PROBLEM TO WORK ON = Extract every line from the records below that contains the word "purposes".

===============

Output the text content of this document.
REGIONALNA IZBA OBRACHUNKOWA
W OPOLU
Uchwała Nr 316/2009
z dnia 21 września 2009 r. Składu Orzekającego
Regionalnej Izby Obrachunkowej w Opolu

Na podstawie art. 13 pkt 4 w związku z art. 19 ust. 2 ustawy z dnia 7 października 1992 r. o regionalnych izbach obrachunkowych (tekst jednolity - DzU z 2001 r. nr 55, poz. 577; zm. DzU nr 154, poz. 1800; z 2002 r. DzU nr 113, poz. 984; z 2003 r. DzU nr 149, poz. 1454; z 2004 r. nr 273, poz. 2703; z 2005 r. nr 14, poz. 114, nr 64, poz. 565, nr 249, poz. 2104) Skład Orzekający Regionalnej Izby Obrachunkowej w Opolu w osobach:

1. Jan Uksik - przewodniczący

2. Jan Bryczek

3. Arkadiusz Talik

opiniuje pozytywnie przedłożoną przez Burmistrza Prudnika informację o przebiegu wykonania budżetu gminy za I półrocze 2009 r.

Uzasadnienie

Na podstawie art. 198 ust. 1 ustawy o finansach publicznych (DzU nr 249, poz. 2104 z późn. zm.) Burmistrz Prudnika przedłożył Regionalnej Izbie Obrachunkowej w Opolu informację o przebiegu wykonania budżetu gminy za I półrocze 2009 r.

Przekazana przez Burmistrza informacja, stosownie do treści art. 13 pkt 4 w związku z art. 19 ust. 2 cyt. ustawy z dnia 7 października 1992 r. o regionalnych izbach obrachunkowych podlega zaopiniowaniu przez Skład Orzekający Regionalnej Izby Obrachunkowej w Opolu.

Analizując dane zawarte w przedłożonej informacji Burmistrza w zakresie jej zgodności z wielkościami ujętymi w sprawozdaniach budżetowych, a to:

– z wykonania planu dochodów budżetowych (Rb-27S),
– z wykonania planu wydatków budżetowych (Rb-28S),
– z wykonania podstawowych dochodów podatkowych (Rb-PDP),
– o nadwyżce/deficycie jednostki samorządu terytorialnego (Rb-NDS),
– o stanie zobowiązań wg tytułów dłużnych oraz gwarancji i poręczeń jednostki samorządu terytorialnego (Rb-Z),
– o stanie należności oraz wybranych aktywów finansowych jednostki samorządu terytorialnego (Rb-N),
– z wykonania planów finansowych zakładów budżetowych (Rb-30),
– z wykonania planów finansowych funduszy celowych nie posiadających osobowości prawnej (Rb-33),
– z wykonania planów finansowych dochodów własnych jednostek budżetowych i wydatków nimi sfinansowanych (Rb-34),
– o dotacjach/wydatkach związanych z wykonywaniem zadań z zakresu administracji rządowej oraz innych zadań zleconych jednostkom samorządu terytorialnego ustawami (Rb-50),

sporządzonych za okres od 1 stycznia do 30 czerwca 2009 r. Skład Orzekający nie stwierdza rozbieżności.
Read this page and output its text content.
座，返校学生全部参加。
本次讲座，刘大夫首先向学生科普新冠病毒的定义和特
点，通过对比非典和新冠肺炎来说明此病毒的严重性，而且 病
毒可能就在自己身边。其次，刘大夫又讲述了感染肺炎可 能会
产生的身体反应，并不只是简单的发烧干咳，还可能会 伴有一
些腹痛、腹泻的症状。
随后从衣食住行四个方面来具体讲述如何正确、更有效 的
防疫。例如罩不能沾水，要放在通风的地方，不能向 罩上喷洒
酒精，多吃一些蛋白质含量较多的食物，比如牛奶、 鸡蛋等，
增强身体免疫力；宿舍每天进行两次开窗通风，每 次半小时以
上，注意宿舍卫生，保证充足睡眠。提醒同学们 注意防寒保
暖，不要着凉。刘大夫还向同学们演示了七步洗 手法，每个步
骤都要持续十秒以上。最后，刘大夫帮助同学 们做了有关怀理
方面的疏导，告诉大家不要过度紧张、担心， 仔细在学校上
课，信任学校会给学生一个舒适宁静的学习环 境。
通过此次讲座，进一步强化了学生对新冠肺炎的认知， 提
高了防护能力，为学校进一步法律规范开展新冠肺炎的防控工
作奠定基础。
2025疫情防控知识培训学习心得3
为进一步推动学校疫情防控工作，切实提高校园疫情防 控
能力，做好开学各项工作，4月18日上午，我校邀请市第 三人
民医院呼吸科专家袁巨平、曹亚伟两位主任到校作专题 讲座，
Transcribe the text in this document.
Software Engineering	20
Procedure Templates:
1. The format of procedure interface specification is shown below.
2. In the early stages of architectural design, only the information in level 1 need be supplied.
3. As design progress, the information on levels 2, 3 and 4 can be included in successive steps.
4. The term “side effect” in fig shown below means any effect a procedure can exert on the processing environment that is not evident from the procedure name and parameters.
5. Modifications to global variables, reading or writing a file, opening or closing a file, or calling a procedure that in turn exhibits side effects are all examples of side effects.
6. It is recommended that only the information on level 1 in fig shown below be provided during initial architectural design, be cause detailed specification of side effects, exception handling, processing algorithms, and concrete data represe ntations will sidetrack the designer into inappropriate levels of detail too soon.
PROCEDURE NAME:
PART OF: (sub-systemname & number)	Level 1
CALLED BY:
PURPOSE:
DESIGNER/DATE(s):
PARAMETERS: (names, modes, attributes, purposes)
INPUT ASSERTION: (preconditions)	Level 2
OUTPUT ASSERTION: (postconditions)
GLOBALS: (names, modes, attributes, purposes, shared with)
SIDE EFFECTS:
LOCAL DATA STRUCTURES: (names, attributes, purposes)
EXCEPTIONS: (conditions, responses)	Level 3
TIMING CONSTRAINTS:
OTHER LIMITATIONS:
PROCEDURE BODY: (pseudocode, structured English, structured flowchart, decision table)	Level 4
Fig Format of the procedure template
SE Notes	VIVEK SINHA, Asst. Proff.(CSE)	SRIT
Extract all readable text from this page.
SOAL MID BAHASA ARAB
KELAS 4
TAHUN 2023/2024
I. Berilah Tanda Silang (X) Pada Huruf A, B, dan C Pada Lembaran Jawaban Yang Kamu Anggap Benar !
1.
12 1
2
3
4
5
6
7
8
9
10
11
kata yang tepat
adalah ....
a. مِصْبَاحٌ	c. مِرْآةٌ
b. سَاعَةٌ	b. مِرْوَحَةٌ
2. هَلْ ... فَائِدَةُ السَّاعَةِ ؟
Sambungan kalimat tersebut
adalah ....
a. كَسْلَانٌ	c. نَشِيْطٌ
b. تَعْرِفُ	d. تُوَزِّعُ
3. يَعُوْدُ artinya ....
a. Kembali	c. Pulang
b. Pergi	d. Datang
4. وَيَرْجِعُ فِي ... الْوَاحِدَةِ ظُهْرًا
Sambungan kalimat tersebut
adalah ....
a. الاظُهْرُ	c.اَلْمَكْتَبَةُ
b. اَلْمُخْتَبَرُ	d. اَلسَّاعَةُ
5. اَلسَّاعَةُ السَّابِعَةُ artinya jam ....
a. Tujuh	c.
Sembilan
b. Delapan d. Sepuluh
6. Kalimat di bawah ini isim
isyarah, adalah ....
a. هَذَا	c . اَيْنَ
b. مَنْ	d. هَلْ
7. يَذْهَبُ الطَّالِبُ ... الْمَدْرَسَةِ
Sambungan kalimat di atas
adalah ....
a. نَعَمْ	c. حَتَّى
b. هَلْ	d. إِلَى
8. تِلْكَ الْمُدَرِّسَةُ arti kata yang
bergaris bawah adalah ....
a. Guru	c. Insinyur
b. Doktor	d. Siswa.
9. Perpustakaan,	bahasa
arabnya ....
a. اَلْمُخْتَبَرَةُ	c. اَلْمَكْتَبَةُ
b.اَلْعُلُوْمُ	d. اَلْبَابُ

===============

ANSWER FOR THE TASK =
PARAMETERS: (names, modes, attributes, purposes)
GLOBALS: (names, modes, attributes, purposes, shared with)
LOCAL DATA STRUCTURES: (names, attributes, purposes)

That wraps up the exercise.